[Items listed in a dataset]

-------------------------

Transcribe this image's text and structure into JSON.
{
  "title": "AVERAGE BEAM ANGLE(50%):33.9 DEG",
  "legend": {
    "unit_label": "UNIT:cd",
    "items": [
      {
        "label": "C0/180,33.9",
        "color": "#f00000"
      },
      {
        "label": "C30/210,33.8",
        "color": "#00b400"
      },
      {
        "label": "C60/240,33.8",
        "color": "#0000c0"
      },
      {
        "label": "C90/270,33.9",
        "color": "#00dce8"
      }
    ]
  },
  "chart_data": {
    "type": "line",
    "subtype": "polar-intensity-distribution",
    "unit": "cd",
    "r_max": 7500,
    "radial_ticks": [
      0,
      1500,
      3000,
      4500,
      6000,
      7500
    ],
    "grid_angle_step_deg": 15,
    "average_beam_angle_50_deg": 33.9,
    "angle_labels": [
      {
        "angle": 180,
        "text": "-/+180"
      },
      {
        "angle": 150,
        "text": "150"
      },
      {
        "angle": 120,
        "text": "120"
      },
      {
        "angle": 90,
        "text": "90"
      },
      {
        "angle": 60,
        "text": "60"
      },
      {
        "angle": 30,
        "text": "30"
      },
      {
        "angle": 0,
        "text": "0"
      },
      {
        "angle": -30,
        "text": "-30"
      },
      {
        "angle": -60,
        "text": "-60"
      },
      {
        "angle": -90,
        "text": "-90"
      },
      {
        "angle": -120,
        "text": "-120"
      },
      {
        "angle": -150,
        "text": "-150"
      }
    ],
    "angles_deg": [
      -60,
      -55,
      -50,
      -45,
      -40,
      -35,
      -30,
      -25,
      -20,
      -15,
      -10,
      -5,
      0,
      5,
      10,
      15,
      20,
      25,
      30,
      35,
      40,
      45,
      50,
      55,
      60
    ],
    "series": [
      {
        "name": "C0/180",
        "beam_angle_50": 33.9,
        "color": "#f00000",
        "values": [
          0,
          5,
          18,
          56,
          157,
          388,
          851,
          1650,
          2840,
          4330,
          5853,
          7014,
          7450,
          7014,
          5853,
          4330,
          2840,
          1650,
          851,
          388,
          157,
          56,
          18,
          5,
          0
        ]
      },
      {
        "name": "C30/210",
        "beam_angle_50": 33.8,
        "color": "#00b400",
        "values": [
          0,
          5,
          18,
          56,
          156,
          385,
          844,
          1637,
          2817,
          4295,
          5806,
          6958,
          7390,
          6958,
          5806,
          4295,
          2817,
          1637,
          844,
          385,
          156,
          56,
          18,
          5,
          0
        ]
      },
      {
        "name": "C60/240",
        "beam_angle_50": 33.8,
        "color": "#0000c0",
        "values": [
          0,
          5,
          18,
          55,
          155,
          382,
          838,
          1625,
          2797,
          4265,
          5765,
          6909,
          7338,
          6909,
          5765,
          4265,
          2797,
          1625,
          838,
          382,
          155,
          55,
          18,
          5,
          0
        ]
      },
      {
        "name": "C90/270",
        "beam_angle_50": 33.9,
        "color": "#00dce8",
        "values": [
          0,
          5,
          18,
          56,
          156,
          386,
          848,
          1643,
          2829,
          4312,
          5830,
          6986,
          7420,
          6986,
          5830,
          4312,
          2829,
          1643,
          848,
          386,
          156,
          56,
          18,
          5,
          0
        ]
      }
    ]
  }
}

-------------------------

Reproduce the full listing exactly.

Transcribe this image's text and structure into JSON.
{
  "title": "AVERAGE BEAM ANGLE(50%):33.9 DEG",
  "legend": {
    "unit_label": "UNIT:cd",
    "items": [
      {
        "label": "C0/180,33.9",
        "color": "#f00000"
      },
      {
        "label": "C30/210,33.8",
        "color": "#00b400"
      },
      {
        "label": "C60/240,33.8",
        "color": "#0000c0"
      },
      {
        "label": "C90/270,33.9",
        "color": "#00dce8"
      }
    ]
  },
  "chart_data": {
    "type": "line",
    "subtype": "polar-intensity-distribution",
    "unit": "cd",
    "r_max": 7500,
    "radial_ticks": [
      0,
      1500,
      3000,
      4500,
      6000,
      7500
    ],
    "grid_angle_step_deg": 15,
    "average_beam_angle_50_deg": 33.9,
    "angle_labels": [
      {
        "angle": 180,
        "text": "-/+180"
      },
      {
        "angle": 150,
        "text": "150"
      },
      {
        "angle": 120,
        "text": "120"
      },
      {
        "angle": 90,
        "text": "90"
      },
      {
        "angle": 60,
        "text": "60"
      },
      {
        "angle": 30,
        "text": "30"
      },
      {
        "angle": 0,
        "text": "0"
      },
      {
        "angle": -30,
        "text": "-30"
      },
      {
        "angle": -60,
        "text": "-60"
      },
      {
        "angle": -90,
        "text": "-90"
      },
      {
        "angle": -120,
        "text": "-120"
      },
      {
        "angle": -150,
        "text": "-150"
      }
    ],
    "angles_deg": [
      -60,
      -55,
      -50,
      -45,
      -40,
      -35,
      -30,
      -25,
      -20,
      -15,
      -10,
      -5,
      0,
      5,
      10,
      15,
      20,
      25,
      30,
      35,
      40,
      45,
      50,
      55,
      60
    ],
    "series": [
      {
        "name": "C0/180",
        "beam_angle_50": 33.9,
        "color": "#f00000",
        "values": [
          0,
          5,
          18,
          56,
          157,
          388,
          851,
          1650,
          2840,
          4330,
          5853,
          7014,
          7450,
          7014,
          5853,
          4330,
          2840,
          1650,
          851,
          388,
          157,
          56,
          18,
          5,
          0
        ]
      },
      {
        "name": "C30/210",
        "beam_angle_50": 33.8,
        "color": "#00b400",
        "values": [
          0,
          5,
          18,
          56,
          156,
          385,
          844,
          1637,
          2817,
          4295,
          5806,
          6958,
          7390,
          6958,
          5806,
          4295,
          2817,
          1637,
          844,
          385,
          156,
          56,
          18,
          5,
          0
        ]
      },
      {
        "name": "C60/240",
        "beam_angle_50": 33.8,
        "color": "#0000c0",
        "values": [
          0,
          5,
          18,
          55,
          155,
          382,
          838,
          1625,
          2797,
          4265,
          5765,
          6909,
          7338,
          6909,
          5765,
          4265,
          2797,
          1625,
          838,
          382,
          155,
          55,
          18,
          5,
          0
        ]
      },
      {
        "name": "C90/270",
        "beam_angle_50": 33.9,
        "color": "#00dce8",
        "values": [
          0,
          5,
          18,
          56,
          156,
          386,
          848,
          1643,
          2829,
          4312,
          5830,
          6986,
          7420,
          6986,
          5830,
          4312,
          2829,
          1643,
          848,
          386,
          156,
          56,
          18,
          5,
          0
        ]
      }
    ]
  }
}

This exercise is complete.